(PROBLEM STATEMENT): Count how many lines hold the string "power". Give that number alone.

--- Start WORKING DATA ---

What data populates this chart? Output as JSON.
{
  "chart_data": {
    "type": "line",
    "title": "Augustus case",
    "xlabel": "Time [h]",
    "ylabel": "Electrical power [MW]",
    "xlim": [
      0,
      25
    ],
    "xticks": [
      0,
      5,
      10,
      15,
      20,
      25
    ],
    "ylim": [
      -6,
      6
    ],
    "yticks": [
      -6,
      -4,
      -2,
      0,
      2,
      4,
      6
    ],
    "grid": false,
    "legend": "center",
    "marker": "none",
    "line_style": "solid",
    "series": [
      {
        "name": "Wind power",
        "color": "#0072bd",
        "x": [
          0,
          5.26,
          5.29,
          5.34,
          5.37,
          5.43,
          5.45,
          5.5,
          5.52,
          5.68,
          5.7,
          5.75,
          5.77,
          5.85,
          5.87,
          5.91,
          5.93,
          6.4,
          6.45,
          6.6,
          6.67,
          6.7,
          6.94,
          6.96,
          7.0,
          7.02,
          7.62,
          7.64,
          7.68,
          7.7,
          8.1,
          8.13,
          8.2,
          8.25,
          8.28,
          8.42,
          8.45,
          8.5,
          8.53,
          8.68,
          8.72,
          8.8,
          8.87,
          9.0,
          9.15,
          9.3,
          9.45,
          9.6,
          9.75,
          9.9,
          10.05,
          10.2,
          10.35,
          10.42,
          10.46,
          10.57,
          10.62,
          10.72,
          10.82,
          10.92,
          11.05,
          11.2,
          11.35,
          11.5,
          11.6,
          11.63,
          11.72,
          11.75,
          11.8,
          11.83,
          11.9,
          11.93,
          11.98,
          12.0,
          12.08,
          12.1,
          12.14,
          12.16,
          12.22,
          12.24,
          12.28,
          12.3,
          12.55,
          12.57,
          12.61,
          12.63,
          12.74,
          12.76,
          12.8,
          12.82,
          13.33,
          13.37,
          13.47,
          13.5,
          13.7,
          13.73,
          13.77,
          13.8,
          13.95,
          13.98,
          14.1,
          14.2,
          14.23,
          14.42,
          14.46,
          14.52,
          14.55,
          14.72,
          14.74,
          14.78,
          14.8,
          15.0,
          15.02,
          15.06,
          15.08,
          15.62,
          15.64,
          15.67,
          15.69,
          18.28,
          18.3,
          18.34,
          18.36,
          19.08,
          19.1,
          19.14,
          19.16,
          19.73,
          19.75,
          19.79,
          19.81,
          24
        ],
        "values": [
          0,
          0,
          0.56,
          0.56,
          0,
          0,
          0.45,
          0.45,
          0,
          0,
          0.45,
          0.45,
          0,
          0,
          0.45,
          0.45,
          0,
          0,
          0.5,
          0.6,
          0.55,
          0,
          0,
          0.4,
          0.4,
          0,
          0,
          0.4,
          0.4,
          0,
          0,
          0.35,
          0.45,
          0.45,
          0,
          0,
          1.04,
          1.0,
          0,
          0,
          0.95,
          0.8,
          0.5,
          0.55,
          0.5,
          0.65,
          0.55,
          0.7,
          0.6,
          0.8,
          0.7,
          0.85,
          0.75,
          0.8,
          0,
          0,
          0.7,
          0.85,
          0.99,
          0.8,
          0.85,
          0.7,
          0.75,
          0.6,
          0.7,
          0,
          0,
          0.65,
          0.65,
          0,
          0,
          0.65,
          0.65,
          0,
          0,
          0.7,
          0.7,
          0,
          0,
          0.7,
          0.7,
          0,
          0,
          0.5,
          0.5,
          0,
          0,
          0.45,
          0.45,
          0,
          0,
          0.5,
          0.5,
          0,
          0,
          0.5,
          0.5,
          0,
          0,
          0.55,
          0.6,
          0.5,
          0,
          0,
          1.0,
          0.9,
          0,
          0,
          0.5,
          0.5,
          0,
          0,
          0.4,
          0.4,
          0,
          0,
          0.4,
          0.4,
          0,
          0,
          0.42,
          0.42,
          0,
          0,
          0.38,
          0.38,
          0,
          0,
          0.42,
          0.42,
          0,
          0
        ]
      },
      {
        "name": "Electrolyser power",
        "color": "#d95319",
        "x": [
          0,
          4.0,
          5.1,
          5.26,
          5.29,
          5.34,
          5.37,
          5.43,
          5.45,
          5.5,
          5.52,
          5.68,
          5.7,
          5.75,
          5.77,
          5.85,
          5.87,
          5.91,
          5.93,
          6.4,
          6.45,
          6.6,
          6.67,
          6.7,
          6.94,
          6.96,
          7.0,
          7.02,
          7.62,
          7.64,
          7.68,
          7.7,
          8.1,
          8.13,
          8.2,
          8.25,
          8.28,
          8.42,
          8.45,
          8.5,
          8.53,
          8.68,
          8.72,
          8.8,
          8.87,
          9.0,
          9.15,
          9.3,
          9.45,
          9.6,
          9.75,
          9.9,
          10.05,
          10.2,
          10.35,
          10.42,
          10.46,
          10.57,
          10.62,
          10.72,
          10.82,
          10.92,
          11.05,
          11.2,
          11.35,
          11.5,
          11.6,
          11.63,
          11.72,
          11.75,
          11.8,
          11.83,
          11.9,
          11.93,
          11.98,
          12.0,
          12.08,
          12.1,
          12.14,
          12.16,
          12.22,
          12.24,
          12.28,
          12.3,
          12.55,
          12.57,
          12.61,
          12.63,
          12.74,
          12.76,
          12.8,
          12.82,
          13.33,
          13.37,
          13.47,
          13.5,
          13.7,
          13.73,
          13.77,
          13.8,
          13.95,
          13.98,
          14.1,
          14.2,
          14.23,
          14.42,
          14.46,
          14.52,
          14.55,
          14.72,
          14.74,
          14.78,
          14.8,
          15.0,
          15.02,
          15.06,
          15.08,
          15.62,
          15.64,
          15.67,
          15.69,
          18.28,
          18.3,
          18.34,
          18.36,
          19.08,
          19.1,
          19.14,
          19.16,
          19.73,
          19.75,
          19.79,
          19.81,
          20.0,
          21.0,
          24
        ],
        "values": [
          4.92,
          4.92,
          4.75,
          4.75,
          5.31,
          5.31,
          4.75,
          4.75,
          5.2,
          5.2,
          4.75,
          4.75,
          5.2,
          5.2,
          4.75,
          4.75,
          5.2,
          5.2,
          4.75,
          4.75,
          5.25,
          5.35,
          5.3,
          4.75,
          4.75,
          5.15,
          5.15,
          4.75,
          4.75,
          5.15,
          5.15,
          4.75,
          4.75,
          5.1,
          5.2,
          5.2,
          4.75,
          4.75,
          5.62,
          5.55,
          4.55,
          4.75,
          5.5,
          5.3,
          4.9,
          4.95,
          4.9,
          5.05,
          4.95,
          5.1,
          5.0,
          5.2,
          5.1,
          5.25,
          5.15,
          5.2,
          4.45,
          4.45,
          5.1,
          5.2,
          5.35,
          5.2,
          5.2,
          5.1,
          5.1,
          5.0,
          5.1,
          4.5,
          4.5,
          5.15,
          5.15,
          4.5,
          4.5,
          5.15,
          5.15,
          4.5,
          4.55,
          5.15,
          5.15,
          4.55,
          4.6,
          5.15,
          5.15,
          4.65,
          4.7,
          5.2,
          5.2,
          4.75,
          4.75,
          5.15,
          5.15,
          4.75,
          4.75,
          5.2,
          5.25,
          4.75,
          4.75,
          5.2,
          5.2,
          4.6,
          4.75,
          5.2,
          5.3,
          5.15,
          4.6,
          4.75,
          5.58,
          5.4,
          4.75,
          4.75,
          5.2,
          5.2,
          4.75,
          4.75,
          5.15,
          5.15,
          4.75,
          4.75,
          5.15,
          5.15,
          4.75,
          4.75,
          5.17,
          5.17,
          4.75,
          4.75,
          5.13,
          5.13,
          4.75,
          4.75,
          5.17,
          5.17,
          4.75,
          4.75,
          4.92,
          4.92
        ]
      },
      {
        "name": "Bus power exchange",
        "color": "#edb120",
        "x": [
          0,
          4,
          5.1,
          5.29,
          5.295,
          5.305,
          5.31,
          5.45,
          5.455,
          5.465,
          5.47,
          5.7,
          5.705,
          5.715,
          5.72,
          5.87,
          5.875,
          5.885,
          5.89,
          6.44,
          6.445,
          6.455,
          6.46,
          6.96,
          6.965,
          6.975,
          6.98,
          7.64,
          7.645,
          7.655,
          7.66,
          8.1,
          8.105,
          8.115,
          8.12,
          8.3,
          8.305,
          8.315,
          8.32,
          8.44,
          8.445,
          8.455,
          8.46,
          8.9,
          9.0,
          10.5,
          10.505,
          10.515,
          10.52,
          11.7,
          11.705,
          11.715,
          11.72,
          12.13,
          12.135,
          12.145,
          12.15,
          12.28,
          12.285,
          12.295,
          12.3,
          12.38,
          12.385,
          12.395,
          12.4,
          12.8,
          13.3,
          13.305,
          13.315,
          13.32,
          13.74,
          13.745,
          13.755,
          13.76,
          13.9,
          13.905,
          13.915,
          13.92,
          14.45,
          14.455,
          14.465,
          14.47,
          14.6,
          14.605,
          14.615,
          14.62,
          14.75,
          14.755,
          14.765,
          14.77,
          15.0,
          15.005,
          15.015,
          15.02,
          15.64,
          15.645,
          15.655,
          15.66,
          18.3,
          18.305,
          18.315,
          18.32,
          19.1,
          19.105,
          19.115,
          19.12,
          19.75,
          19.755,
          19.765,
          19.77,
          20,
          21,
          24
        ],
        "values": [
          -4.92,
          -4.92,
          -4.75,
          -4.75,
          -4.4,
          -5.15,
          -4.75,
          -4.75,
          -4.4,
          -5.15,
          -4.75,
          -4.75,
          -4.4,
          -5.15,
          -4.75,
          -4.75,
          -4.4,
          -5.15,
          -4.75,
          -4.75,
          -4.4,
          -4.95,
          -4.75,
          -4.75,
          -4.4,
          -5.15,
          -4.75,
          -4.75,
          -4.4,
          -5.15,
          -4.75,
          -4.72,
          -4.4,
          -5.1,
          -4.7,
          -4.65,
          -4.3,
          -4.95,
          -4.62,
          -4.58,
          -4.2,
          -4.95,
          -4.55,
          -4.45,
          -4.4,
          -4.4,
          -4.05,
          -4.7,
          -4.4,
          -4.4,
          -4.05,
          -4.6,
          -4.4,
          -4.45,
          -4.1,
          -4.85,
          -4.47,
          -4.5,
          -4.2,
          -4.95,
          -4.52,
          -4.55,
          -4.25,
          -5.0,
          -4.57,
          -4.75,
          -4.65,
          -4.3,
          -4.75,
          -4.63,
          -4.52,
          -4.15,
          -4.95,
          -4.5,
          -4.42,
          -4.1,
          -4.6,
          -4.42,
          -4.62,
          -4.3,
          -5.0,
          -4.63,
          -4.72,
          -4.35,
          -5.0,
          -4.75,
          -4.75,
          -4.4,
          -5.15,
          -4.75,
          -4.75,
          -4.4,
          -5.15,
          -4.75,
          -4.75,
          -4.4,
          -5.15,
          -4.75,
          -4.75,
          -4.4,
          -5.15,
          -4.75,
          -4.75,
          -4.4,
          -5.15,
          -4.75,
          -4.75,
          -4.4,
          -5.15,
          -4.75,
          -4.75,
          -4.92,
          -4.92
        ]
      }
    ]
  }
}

--- End WORKING DATA ---

(SOLUTION BELOW): 4